● Given task:
Copy nothing but the text: repeat each entry exactly and drop the images.

--- start of Entries provided ---

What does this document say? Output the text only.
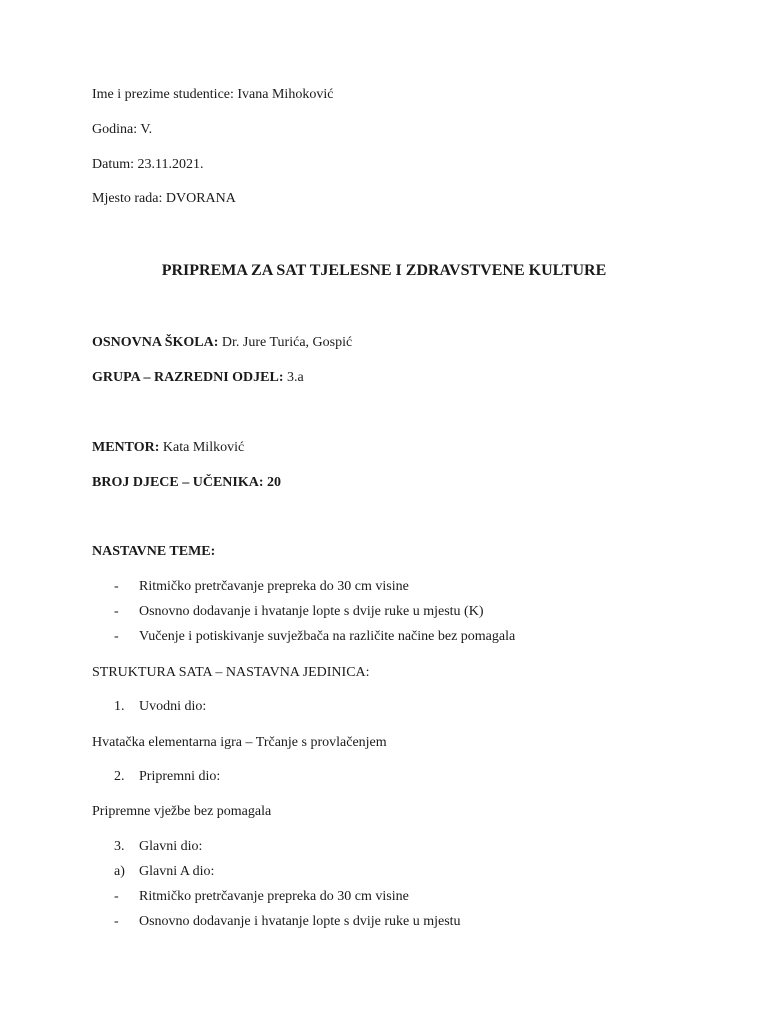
Ime i prezime studentice: Ivana Mihoković
Godina: V.
Datum: 23.11.2021.
Mjesto rada: DVORANA
PRIPREMA ZA SAT TJELESNE I ZDRAVSTVENE KULTURE
OSNOVNA ŠKOLA: Dr. Jure Turića, Gospić
GRUPA – RAZREDNI ODJEL: 3.a
MENTOR: Kata Milković
BROJ DJECE – UČENIKA: 20
NASTAVNE TEME:
- Ritmičko pretrčavanje prepreka do 30 cm visine
- Osnovno dodavanje i hvatanje lopte s dvije ruke u mjestu (K)
- Vučenje i potiskivanje suvježbača na različite načine bez pomagala
STRUKTURA SATA – NASTAVNA JEDINICA:
1. Uvodni dio:
Hvatačka elementarna igra – Trčanje s provlačenjem
2. Pripremni dio:
Pripremne vježbe bez pomagala
3. Glavni dio:
a) Glavni A dio:
- Ritmičko pretrčavanje prepreka do 30 cm visine
- Osnovno dodavanje i hvatanje lopte s dvije ruke u mjestu
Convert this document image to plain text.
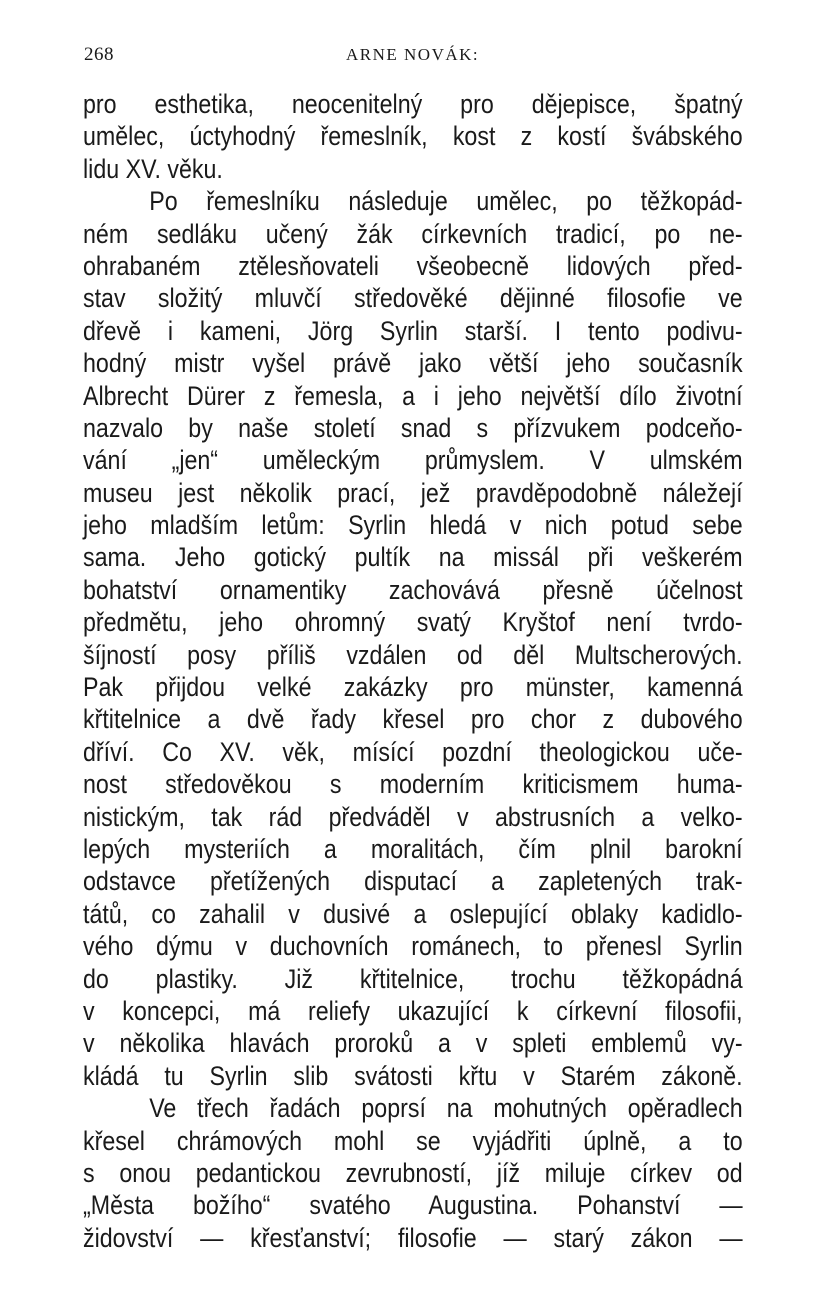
268	ARNE NOVÁK:
pro esthetika, neocenitelný pro dějepisce, špatný
umělec, úctyhodný řemeslník, kost z kostí švábského
lidu XV. věku.
Po řemeslníku následuje umělec, po těžkopád-
ném sedláku učený žák církevních tradicí, po ne-
ohrabaném ztělesňovateli všeobecně lidových před-
stav složitý mluvčí středověké dějinné filosofie ve
dřevě i kameni, Jörg Syrlin starší. I tento podivu-
hodný mistr vyšel právě jako větší jeho současník
Albrecht Dürer z řemesla, a i jeho největší dílo životní
nazvalo by naše století snad s přízvukem podceňo-
vání „jen“ uměleckým průmyslem. V ulmském
museu jest několik prací, jež pravděpodobně náležejí
jeho mladším letům: Syrlin hledá v nich potud sebe
sama. Jeho gotický pultík na missál při veškerém
bohatství ornamentiky zachovává přesně účelnost
předmětu, jeho ohromný svatý Kryštof není tvrdo-
šíjností posy příliš vzdálen od děl Multscherových.
Pak přijdou velké zakázky pro münster, kamenná
křtitelnice a dvě řady křesel pro chor z dubového
dříví. Co XV. věk, mísící pozdní theologickou uče-
nost středověkou s moderním kriticismem huma-
nistickým, tak rád předváděl v abstrusních a velko-
lepých mysteriích a moralitách, čím plnil barokní
odstavce přetížených disputací a zapletených trak-
tátů, co zahalil v dusivé a oslepující oblaky kadidlo-
vého dýmu v duchovních románech, to přenesl Syrlin
do plastiky. Již křtitelnice, trochu těžkopádná
v koncepci, má reliefy ukazující k církevní filosofii,
v několika hlavách proroků a v spleti emblemů vy-
kládá tu Syrlin slib svátosti křtu v Starém zákoně.
Ve třech řadách poprsí na mohutných opěradlech
křesel chrámových mohl se vyjádřiti úplně, a to
s onou pedantickou zevrubností, jíž miluje církev od
„Města božího“ svatého Augustina. Pohanství —
židovství — křesťanství; filosofie — starý zákon —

--- end of Entries provided ---

● Answer:
What does this document say? Output the text only.
Ime i prezime studentice: Ivana Mihoković
Godina: V.
Datum: 23.11.2021.
Mjesto rada: DVORANA
PRIPREMA ZA SAT TJELESNE I ZDRAVSTVENE KULTURE
OSNOVNA ŠKOLA: Dr. Jure Turića, Gospić
GRUPA – RAZREDNI ODJEL: 3.a
MENTOR: Kata Milković
BROJ DJECE – UČENIKA: 20
NASTAVNE TEME:
- Ritmičko pretrčavanje prepreka do 30 cm visine
- Osnovno dodavanje i hvatanje lopte s dvije ruke u mjestu (K)
- Vučenje i potiskivanje suvježbača na različite načine bez pomagala
STRUKTURA SATA – NASTAVNA JEDINICA:
1. Uvodni dio:
Hvatačka elementarna igra – Trčanje s provlačenjem
2. Pripremni dio:
Pripremne vježbe bez pomagala
3. Glavni dio:
a) Glavni A dio:
- Ritmičko pretrčavanje prepreka do 30 cm visine
- Osnovno dodavanje i hvatanje lopte s dvije ruke u mjestu
Convert this document image to plain text.
268	ARNE NOVÁK:
pro esthetika, neocenitelný pro dějepisce, špatný
umělec, úctyhodný řemeslník, kost z kostí švábského
lidu XV. věku.
Po řemeslníku následuje umělec, po těžkopád-
ném sedláku učený žák církevních tradicí, po ne-
ohrabaném ztělesňovateli všeobecně lidových před-
stav složitý mluvčí středověké dějinné filosofie ve
dřevě i kameni, Jörg Syrlin starší. I tento podivu-
hodný mistr vyšel právě jako větší jeho současník
Albrecht Dürer z řemesla, a i jeho největší dílo životní
nazvalo by naše století snad s přízvukem podceňo-
vání „jen“ uměleckým průmyslem. V ulmském
museu jest několik prací, jež pravděpodobně náležejí
jeho mladším letům: Syrlin hledá v nich potud sebe
sama. Jeho gotický pultík na missál při veškerém
bohatství ornamentiky zachovává přesně účelnost
předmětu, jeho ohromný svatý Kryštof není tvrdo-
šíjností posy příliš vzdálen od děl Multscherových.
Pak přijdou velké zakázky pro münster, kamenná
křtitelnice a dvě řady křesel pro chor z dubového
dříví. Co XV. věk, mísící pozdní theologickou uče-
nost středověkou s moderním kriticismem huma-
nistickým, tak rád předváděl v abstrusních a velko-
lepých mysteriích a moralitách, čím plnil barokní
odstavce přetížených disputací a zapletených trak-
tátů, co zahalil v dusivé a oslepující oblaky kadidlo-
vého dýmu v duchovních románech, to přenesl Syrlin
do plastiky. Již křtitelnice, trochu těžkopádná
v koncepci, má reliefy ukazující k církevní filosofii,
v několika hlavách proroků a v spleti emblemů vy-
kládá tu Syrlin slib svátosti křtu v Starém zákoně.
Ve třech řadách poprsí na mohutných opěradlech
křesel chrámových mohl se vyjádřiti úplně, a to
s onou pedantickou zevrubností, jíž miluje církev od
„Města božího“ svatého Augustina. Pohanství —
židovství — křesťanství; filosofie — starý zákon —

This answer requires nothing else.